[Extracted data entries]
○ ○ ○

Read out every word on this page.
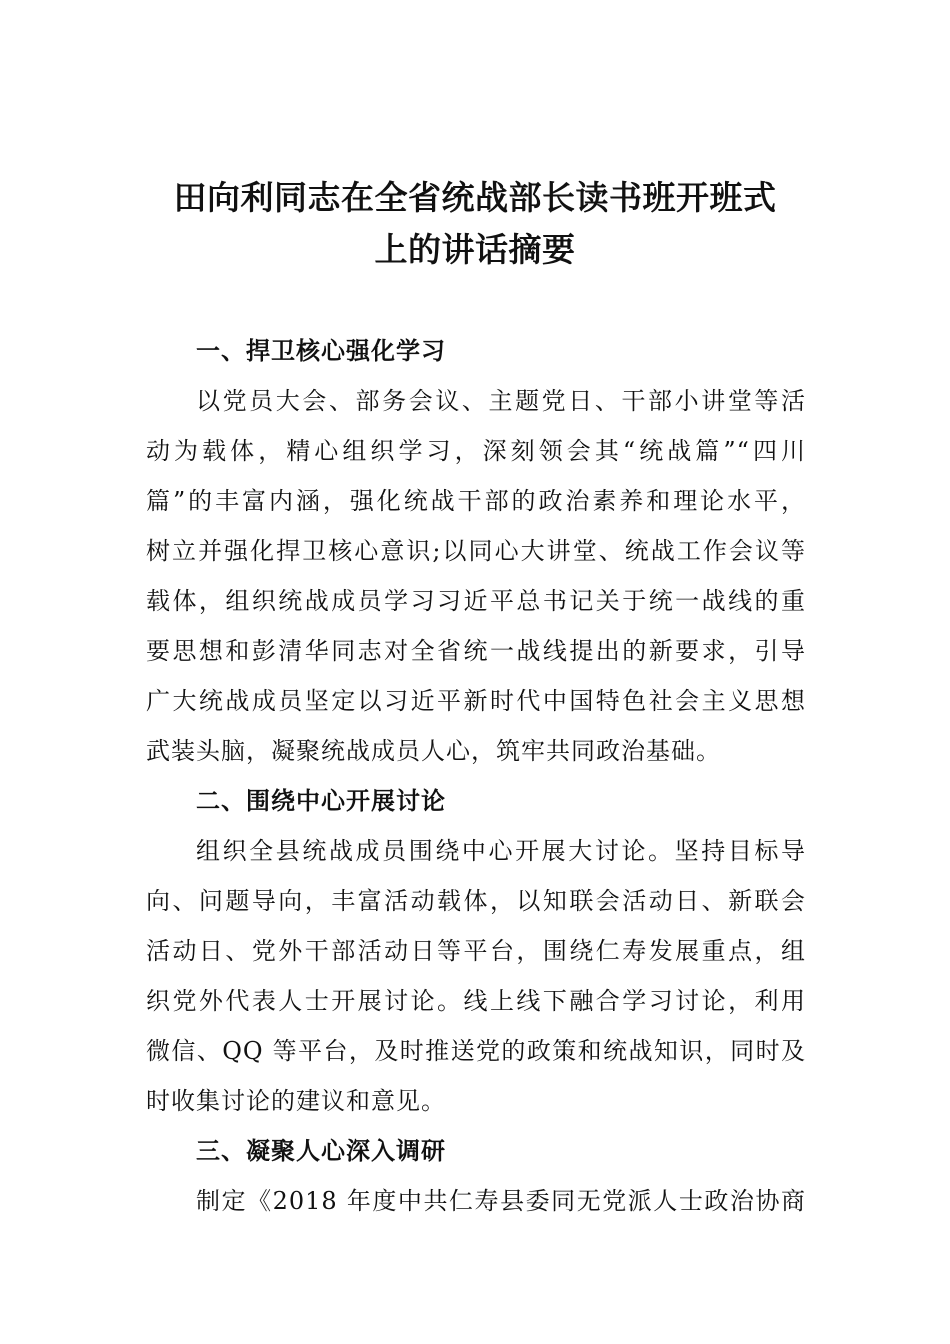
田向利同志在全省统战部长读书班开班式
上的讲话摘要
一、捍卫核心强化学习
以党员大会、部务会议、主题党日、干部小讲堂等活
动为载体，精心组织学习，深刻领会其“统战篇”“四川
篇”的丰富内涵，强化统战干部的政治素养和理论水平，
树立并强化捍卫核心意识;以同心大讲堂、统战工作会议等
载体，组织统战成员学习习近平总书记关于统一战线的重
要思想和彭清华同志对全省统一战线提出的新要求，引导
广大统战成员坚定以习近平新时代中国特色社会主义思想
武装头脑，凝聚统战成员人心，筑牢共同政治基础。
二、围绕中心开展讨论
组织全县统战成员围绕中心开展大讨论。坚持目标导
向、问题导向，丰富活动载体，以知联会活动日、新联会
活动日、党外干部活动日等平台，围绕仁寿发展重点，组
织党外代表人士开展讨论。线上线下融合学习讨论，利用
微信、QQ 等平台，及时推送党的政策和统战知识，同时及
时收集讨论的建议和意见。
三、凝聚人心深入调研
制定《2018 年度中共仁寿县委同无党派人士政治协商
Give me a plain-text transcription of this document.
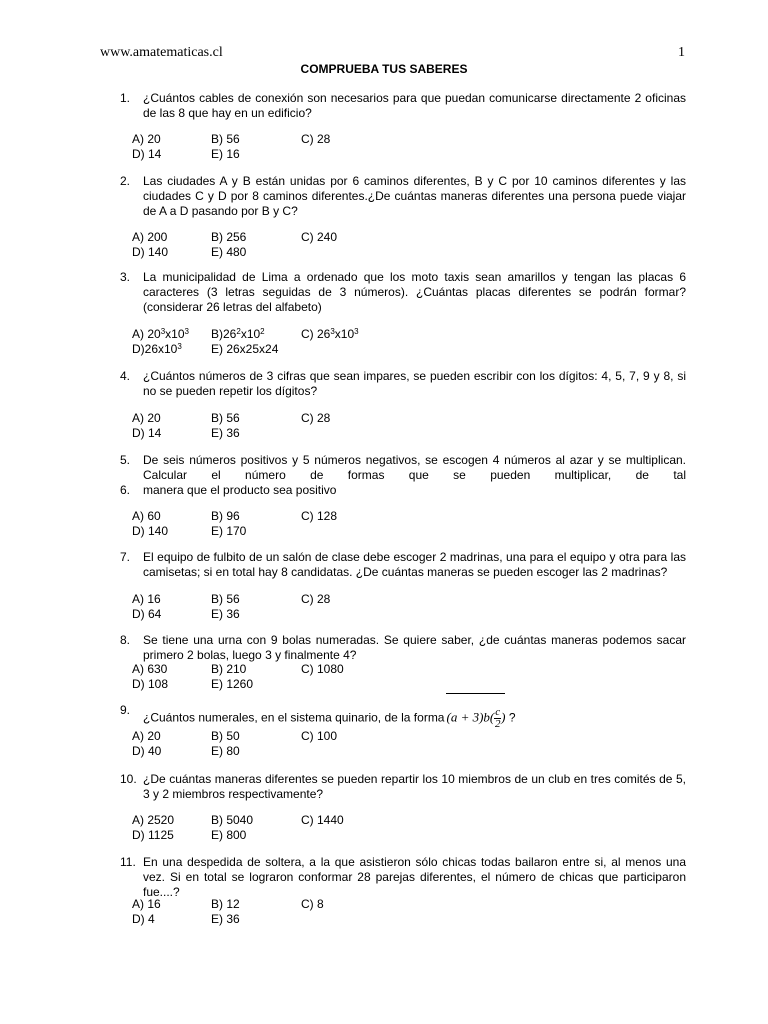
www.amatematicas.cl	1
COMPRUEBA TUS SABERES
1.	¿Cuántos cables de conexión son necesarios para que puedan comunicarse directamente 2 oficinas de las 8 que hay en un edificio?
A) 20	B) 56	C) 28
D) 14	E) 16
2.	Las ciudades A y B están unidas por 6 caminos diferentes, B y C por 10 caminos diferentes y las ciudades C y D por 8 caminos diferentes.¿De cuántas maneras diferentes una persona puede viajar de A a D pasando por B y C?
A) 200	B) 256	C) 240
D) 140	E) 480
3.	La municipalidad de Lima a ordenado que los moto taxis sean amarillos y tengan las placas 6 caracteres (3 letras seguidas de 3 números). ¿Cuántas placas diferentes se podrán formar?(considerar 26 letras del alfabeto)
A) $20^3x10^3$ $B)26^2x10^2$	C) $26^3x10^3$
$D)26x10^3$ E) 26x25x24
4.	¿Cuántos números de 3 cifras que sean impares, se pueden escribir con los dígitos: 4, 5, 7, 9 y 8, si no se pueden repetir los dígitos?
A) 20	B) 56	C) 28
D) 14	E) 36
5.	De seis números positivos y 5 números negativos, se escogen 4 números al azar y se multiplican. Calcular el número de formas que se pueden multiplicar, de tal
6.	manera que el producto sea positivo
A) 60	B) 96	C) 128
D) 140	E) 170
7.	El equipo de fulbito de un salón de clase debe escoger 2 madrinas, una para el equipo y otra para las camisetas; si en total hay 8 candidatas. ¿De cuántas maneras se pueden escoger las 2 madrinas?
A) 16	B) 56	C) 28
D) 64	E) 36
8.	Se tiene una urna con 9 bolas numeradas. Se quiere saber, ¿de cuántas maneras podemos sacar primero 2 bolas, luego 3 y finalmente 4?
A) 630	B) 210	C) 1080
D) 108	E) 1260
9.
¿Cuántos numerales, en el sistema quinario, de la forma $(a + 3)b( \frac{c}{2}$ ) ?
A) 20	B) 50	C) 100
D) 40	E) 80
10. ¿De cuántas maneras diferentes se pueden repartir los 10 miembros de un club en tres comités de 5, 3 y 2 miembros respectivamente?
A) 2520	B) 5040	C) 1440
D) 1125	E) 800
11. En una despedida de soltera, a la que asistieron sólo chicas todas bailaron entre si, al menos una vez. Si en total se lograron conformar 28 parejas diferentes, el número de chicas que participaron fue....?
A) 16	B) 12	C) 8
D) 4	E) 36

○ ○ ○

Directive: Your answer should be one number: how many lines of the listing include the word "this".

Solution below: 2